Brano estratto -
───

Ecco appunto: un secondo motivo per cui, a nostro avviso, andrebbero ripensate forme e contenuti di tanti contratti nazionali, è proprio la sempre maggiore interdipendenza con il mondo. C’è chi già usa questo argomento per chiedere che i salari non aumentino, o per strepitare a gran voce di non essere in grado di sostenere la competizione internazionale. Ci si permetta: siccome qualche tempo all’estero lo abbiamo trascorso, e siccome queste frasi le abbiamo sentite pronunciare dagli imprenditori di ogni nazione, lingua e cultura, chiediamo per favore che si passi a qualche argomento meno desueto e meno parziale e si trascorra a discutere seriamente.

Ma un terzo motivo che ci impedisce di vedere nel pur importante Contratto nazionale dei metalmeccanici, la chiave di volta di ogni contrattualità, è proprio la sua stessa natura. Oggi i contratti di comparti come il terziario o il commercio, sono assai più avanzati dal punto di vista della flessibilità e della gestione, di istituti non solo salariali ma soprattutto delle coperture e dei fondi. Il Contratto chimico, sempre per portare qualche esempio, di contro da tempo è divenuto il luogo della sperimentazione di nuove forme, anche di gestione compartecipata, oltre che per gli Istituti che lo compongono, e da esso si ha lo sguardo su un settore all’avanguardia da ogni rispetto.

───

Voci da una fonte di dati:
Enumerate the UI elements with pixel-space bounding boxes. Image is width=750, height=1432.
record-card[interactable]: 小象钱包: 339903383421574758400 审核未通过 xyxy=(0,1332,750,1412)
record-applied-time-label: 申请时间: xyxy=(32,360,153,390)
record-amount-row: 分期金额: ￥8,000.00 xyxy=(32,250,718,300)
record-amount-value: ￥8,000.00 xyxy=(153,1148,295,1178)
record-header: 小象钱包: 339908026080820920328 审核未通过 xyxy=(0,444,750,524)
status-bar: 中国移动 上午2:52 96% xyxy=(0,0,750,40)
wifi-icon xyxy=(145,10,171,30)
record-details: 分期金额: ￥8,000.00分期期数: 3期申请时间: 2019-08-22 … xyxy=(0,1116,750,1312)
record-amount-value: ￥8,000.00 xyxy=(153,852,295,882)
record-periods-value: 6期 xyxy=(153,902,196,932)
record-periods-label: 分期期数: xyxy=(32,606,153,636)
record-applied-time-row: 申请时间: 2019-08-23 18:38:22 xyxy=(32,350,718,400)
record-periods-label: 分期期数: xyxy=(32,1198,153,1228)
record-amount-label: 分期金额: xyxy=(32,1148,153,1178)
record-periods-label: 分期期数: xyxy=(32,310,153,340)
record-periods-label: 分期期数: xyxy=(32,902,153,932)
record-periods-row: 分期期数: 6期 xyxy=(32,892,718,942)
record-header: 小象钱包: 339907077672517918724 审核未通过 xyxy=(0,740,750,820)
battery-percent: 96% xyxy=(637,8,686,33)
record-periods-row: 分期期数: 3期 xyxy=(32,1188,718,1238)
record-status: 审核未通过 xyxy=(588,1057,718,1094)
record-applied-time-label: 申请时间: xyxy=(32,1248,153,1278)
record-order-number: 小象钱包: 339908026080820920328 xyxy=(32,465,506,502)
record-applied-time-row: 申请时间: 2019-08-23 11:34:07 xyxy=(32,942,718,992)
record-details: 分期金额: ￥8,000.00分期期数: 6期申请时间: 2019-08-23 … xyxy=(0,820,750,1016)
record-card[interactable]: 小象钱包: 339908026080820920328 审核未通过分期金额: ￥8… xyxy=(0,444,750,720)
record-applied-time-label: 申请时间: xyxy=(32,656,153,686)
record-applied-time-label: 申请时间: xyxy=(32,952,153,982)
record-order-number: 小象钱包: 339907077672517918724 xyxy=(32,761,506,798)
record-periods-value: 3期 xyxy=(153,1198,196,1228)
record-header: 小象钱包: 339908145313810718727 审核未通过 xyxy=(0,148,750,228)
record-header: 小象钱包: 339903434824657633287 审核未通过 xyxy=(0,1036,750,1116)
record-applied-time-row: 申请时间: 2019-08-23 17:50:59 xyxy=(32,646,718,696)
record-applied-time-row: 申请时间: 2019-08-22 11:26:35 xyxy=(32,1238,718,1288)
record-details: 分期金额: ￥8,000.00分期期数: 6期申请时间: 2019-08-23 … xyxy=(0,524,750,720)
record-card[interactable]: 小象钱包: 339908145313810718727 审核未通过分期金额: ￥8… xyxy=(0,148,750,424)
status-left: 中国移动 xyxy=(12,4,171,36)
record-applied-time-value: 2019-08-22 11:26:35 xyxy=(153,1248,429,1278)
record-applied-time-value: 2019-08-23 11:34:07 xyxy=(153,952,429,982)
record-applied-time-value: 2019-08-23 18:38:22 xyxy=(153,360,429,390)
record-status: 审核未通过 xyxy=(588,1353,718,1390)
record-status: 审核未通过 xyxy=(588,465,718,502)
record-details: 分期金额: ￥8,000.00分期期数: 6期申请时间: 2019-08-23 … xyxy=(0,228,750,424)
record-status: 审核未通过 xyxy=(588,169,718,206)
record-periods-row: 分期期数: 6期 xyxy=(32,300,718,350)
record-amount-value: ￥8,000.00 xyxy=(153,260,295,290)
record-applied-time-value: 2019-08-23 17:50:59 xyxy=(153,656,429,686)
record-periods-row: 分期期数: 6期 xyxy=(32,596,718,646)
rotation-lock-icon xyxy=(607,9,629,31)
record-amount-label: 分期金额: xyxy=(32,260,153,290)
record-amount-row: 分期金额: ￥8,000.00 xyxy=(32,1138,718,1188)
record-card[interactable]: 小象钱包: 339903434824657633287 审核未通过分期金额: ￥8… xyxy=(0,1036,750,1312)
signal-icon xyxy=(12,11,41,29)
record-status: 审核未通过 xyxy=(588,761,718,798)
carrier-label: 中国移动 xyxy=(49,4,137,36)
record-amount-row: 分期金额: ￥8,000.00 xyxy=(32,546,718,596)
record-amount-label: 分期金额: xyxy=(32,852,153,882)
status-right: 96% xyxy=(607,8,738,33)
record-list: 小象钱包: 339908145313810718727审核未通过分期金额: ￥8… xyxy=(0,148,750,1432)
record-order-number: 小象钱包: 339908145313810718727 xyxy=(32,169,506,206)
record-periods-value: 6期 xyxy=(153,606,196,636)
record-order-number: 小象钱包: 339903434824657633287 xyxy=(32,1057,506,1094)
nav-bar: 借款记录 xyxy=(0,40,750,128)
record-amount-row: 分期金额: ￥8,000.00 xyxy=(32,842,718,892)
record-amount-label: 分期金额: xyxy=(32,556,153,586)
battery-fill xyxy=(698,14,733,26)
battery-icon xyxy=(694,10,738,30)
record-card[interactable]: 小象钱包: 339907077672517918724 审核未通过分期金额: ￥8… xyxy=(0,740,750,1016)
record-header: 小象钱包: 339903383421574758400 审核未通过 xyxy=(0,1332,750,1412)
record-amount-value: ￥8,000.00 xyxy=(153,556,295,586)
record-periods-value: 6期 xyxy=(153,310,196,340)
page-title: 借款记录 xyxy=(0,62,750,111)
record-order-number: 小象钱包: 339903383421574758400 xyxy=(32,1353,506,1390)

───

Esercizi -
- A) Traduci in inglese questa frase del brano sui contratti nazionali: "Ma un terzo motivo che ci impedisce di vedere nel pur importante Contratto nazionale dei metalmeccanici, la chiave di volta di ogni contrattualità, è proprio la sua stessa natura."
- B) Per ciascuna affermazione indica se concorda con il brano sui contratti nazionali. Rispondi sì o no e cita le parole del brano che lo stabiliscono.
(i) I contratti del terziario e del commercio sono più avanzati quanto a flessibilità.
(ii) Gli autori non hanno mai trascorso tempo all'estero.
(iii) Il Contratto chimico è diventato un luogo di sperimentazione di nuove forme.
- C) Rispondi in breve a queste domande sul brano sui contratti nazionali.
(i) Qual è il secondo motivo per cui, secondo gli autori, andrebbero ripensati i contratti nazionali?
(ii) Da chi gli autori hanno sentito pronunciare le frasi sulla competizione internazionale?
(iii) Quali due comparti hanno contratti definiti più avanzati?

Soluzioni -
- A) But a third reason that keeps us from seeing the national metalworkers' contract, important as it is, as the keystone of all contractual bargaining is precisely its very nature.

- B)
(i) Sì: "sono assai più avanzati dal punto di vista della flessibilità e della gestione"
(ii) No: "qualche tempo all’estero lo abbiamo trascorso"
(iii) Sì: "è divenuto il luogo della sperimentazione di nuove forme"

- C)
(i) La sempre maggiore interdipendenza con il mondo.
(ii) Dagli imprenditori di ogni nazione, lingua e cultura.
(iii) Il terziario e il commercio.